• _To do_
Return each line containing the string "Parallel".
* begin Task input *
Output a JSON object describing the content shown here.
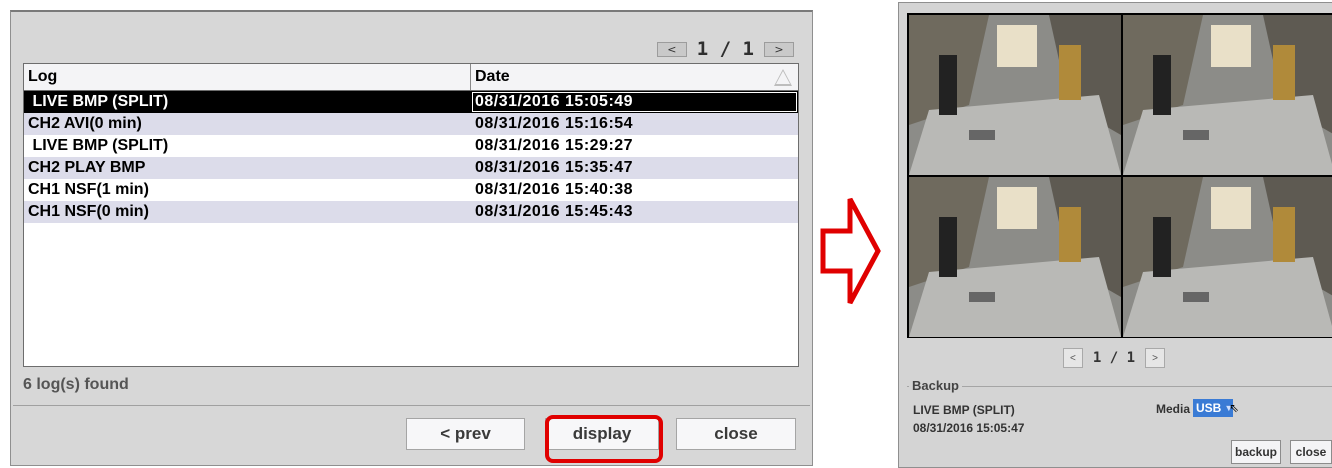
{
  "left_panel": {
    "pager": {
      "prev_icon": "<",
      "next_icon": ">",
      "text": "1 / 1"
    },
    "columns": {
      "log": "Log",
      "date": "Date"
    },
    "rows": [
      {
        "log": " LIVE BMP (SPLIT)",
        "date": "08/31/2016 15:05:49"
      },
      {
        "log": "CH2 AVI(0 min)",
        "date": "08/31/2016 15:16:54"
      },
      {
        "log": " LIVE BMP (SPLIT)",
        "date": "08/31/2016 15:29:27"
      },
      {
        "log": "CH2 PLAY BMP",
        "date": "08/31/2016 15:35:47"
      },
      {
        "log": "CH1 NSF(1 min)",
        "date": "08/31/2016 15:40:38"
      },
      {
        "log": "CH1 NSF(0 min)",
        "date": "08/31/2016 15:45:43"
      }
    ],
    "selected_row": 0,
    "found_text": "6 log(s) found",
    "buttons": {
      "prev": "< prev",
      "display": "display",
      "close": "close"
    }
  },
  "right_panel": {
    "pager": {
      "prev_icon": "<",
      "next_icon": ">",
      "text": "1 / 1"
    },
    "backup": {
      "legend": "Backup",
      "name": "LIVE BMP (SPLIT)",
      "date": "08/31/2016 15:05:47",
      "media_label": "Media",
      "media_value": "USB"
    },
    "buttons": {
      "backup": "backup",
      "close": "close"
    }
  },
  "colors": {
    "highlight": "#e00000",
    "arrow": "#e00000",
    "selected_row": "#000000",
    "alt_row": "#dcdcea",
    "media_select": "#3a7bd5"
  }
}
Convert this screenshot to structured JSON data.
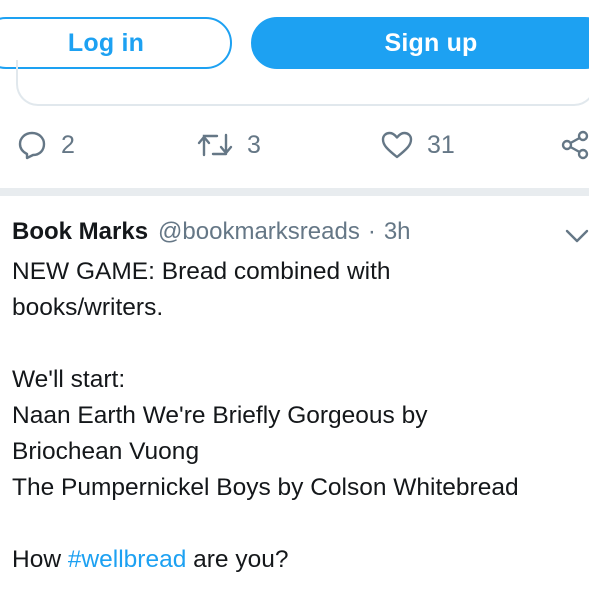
{
  "header": {
    "login_label": "Log in",
    "signup_label": "Sign up"
  },
  "actions": {
    "reply_count": "2",
    "retweet_count": "3",
    "like_count": "31"
  },
  "tweet": {
    "author": "Book Marks",
    "handle": "@bookmarksreads",
    "separator": "·",
    "time": "3h",
    "lines": [
      "NEW GAME: Bread combined with",
      "books/writers.",
      "",
      "We'll start:",
      "Naan Earth We're Briefly Gorgeous by",
      "Briochean Vuong",
      "The Pumpernickel Boys by Colson Whitebread",
      ""
    ],
    "last_line": {
      "before": "How ",
      "hashtag": "#wellbread",
      "after": " are you?"
    }
  },
  "colors": {
    "accent": "#1da1f2",
    "muted": "#657786",
    "text": "#14171a",
    "border": "#e1e8ed"
  }
}
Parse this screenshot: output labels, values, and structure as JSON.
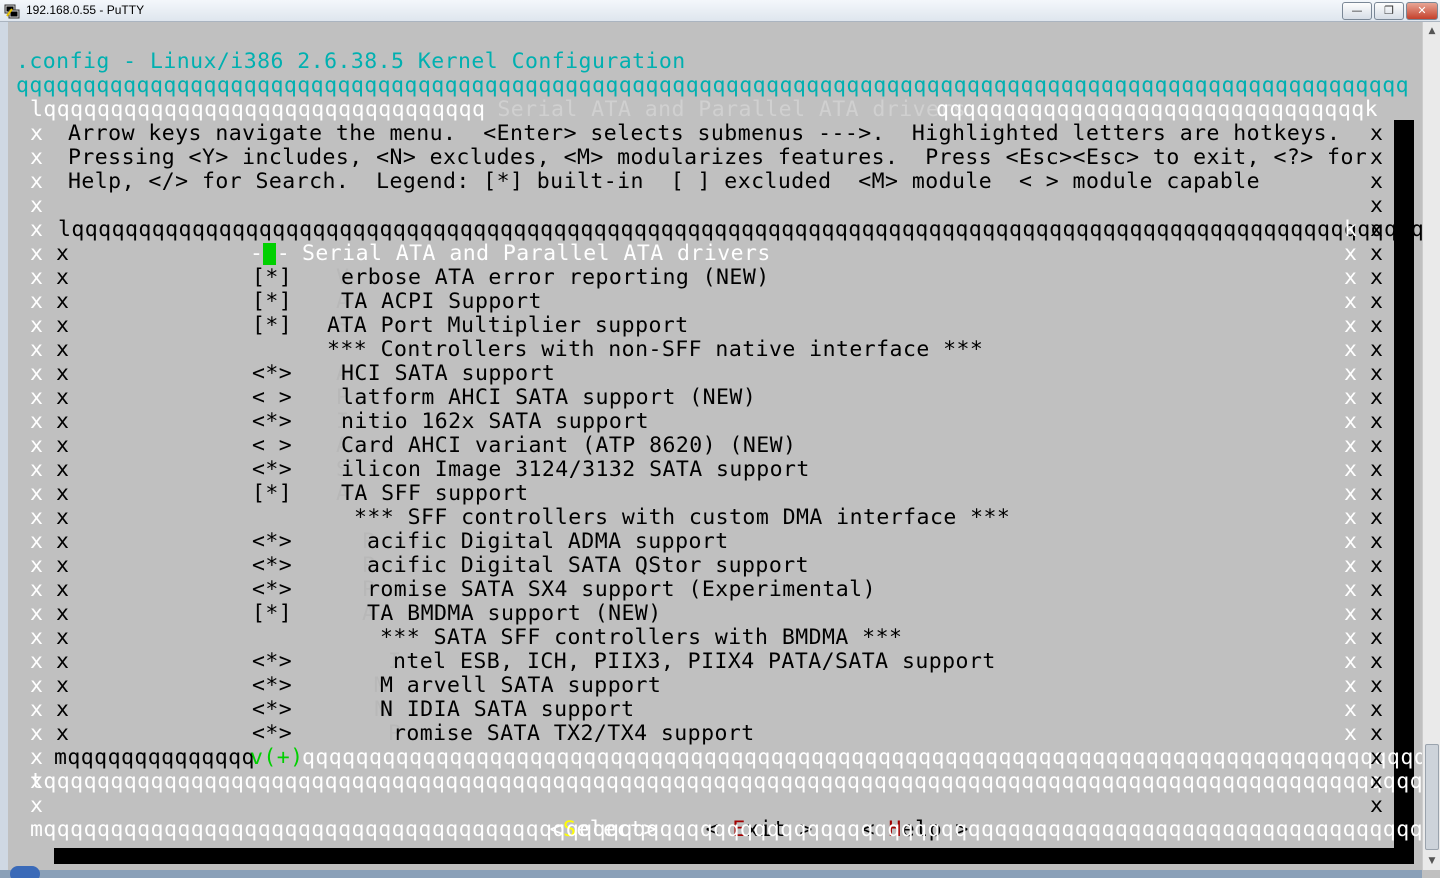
{
  "window": {
    "title": "192.168.0.55 - PuTTY",
    "min_label": "—",
    "max_label": "❐",
    "close_label": "✕"
  },
  "screen": {
    "title": ".config - Linux/i386 2.6.38.5 Kernel Configuration",
    "top_rule": "qqqqqqqqqqqqqqqqqqqqqqqqqqqqqqqqqqqqqqqqqqqqqqqqqqqqqqqqqqqqqqqqqqqqqqqqqqqqqqqqqqqqqqqqqqqqqqqqqqqqqqqq"
  },
  "dialog": {
    "top_border_left": "lqqqqqqqqqqqqqqqqqqqqqqqqqqqqqqqqq",
    "top_border_title": " Serial ATA and Parallel ATA drivers ",
    "top_border_right": "qqqqqqqqqqqqqqqqqqqqqqqqqqqqqqqqk",
    "help_lines": [
      "Arrow keys navigate the menu.  <Enter> selects submenus --->.  Highlighted letters are hotkeys.",
      "Pressing <Y> includes, <N> excludes, <M> modularizes features.  Press <Esc><Esc> to exit, <?> for",
      "Help, </> for Search.  Legend: [*] built-in  [ ] excluded  <M> module  < > module capable"
    ],
    "list_top_border": "lqqqqqqqqqqqqqqqqqqqqqqqqqqqqqqqqqqqqqqqqqqqqqqqqqqqqqqqqqqqqqqqqqqqqqqqqqqqqqqqqqqqqqqqqqqqqqqqqqqqqq",
    "list_top_corner": "k",
    "list_bottom_left": "mqqqqqqqqqqqqqq",
    "list_bottom_more": "v(+)",
    "list_bottom_right": "qqqqqqqqqqqqqqqqqqqqqqqqqqqqqqqqqqqqqqqqqqqqqqqqqqqqqqqqqqqqqqqqqqqqqqqqqqqqqqqqqqqqqqqj",
    "separator": "tqqqqqqqqqqqqqqqqqqqqqqqqqqqqqqqqqqqqqqqqqqqqqqqqqqqqqqqqqqqqqqqqqqqqqqqqqqqqqqqqqqqqqqqqqqqqqqqqqqqqqqqqqu",
    "bottom_border": "mqqqqqqqqqqqqqqqqqqqqqqqqqqqqqqqqqqqqqqqqqqqqqqqqqqqqqqqqqqqqqqqqqqqqqqqqqqqqqqqqqqqqqqqqqqqqqqqqqqqqqqqqqj",
    "side_char": "x"
  },
  "menu": {
    "selected_prefix": "---",
    "selected_label": "Serial ATA and Parallel ATA drivers",
    "items": [
      {
        "marker": "[*]",
        "ghost": "V",
        "text": "erbose ATA error reporting (NEW)"
      },
      {
        "marker": "[*]",
        "ghost": "A",
        "text": "TA ACPI Support"
      },
      {
        "marker": "[*]",
        "ghost": "S",
        "text": "ATA Port Multiplier support"
      },
      {
        "marker": "",
        "ghost": "",
        "text": "*** Controllers with non-SFF native interface ***"
      },
      {
        "marker": "<*>",
        "ghost": "A",
        "text": "HCI SATA support"
      },
      {
        "marker": "< >",
        "ghost": "P",
        "text": "latform AHCI SATA support (NEW)"
      },
      {
        "marker": "<*>",
        "ghost": "I",
        "text": "nitio 162x SATA support"
      },
      {
        "marker": "< >",
        "ghost": "A",
        "text": "Card AHCI variant (ATP 8620) (NEW)"
      },
      {
        "marker": "<*>",
        "ghost": "S",
        "text": "ilicon Image 3124/3132 SATA support"
      },
      {
        "marker": "[*]",
        "ghost": "A",
        "text": "TA SFF support"
      },
      {
        "marker": "",
        "ghost": "",
        "text": "*** SFF controllers with custom DMA interface ***"
      },
      {
        "marker": "<*>",
        "ghost": "P",
        "text": "acific Digital ADMA support"
      },
      {
        "marker": "<*>",
        "ghost": "P",
        "text": "acific Digital SATA QStor support"
      },
      {
        "marker": "<*>",
        "ghost": "P",
        "text": "romise SATA SX4 support (Experimental)"
      },
      {
        "marker": "[*]",
        "ghost": "A",
        "text": "TA BMDMA support (NEW)"
      },
      {
        "marker": "",
        "ghost": "",
        "text": "*** SATA SFF controllers with BMDMA ***"
      },
      {
        "marker": "<*>",
        "ghost": "I",
        "text": "ntel ESB, ICH, PIIX3, PIIX4 PATA/SATA support"
      },
      {
        "marker": "<*>",
        "ghost": "M",
        "text": "M arvell SATA support"
      },
      {
        "marker": "<*>",
        "ghost": "N",
        "text": "N IDIA SATA support"
      },
      {
        "marker": "<*>",
        "ghost": "P",
        "text": "romise SATA TX2/TX4 support"
      }
    ]
  },
  "buttons": {
    "select": {
      "left": "<",
      "hot": "S",
      "rest": "elect",
      "right": ">"
    },
    "exit": {
      "left": "< ",
      "hot": "E",
      "rest": "xit",
      "right": " >"
    },
    "help": {
      "left": "< ",
      "hot": "H",
      "rest": "elp",
      "right": " >"
    }
  },
  "colors": {
    "screen_bg": "#c0c0c0",
    "title_cyan": "#00b0b0",
    "hotkey_yellow": "#ffff00",
    "hotkey_red": "#a00000",
    "cursor_green": "#00d000"
  }
}
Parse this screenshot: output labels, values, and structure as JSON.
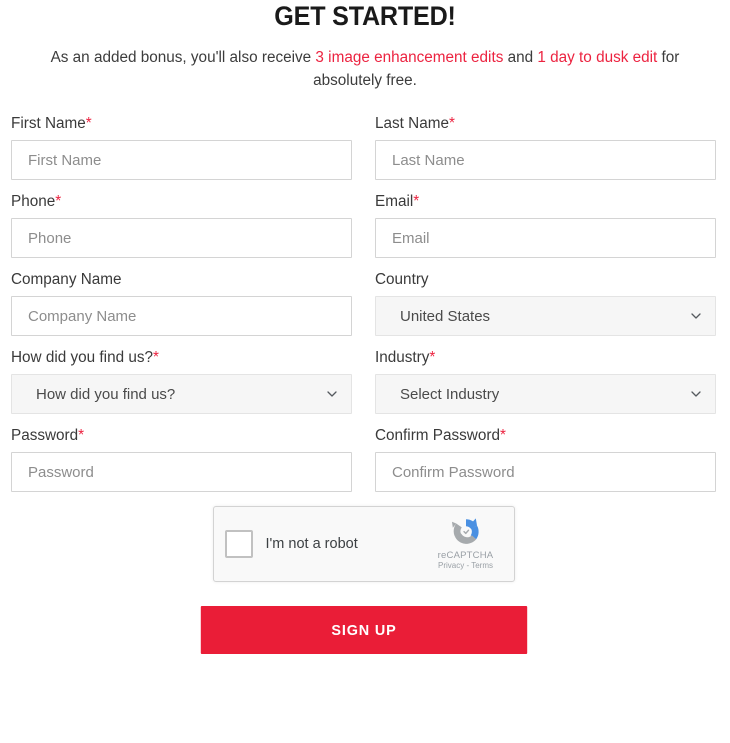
* end Task input *
• _The solution_
    "top_border_title": " Serial ATA and Parallel ATA drivers ",
    "selected_label": "Serial ATA and Parallel ATA drivers",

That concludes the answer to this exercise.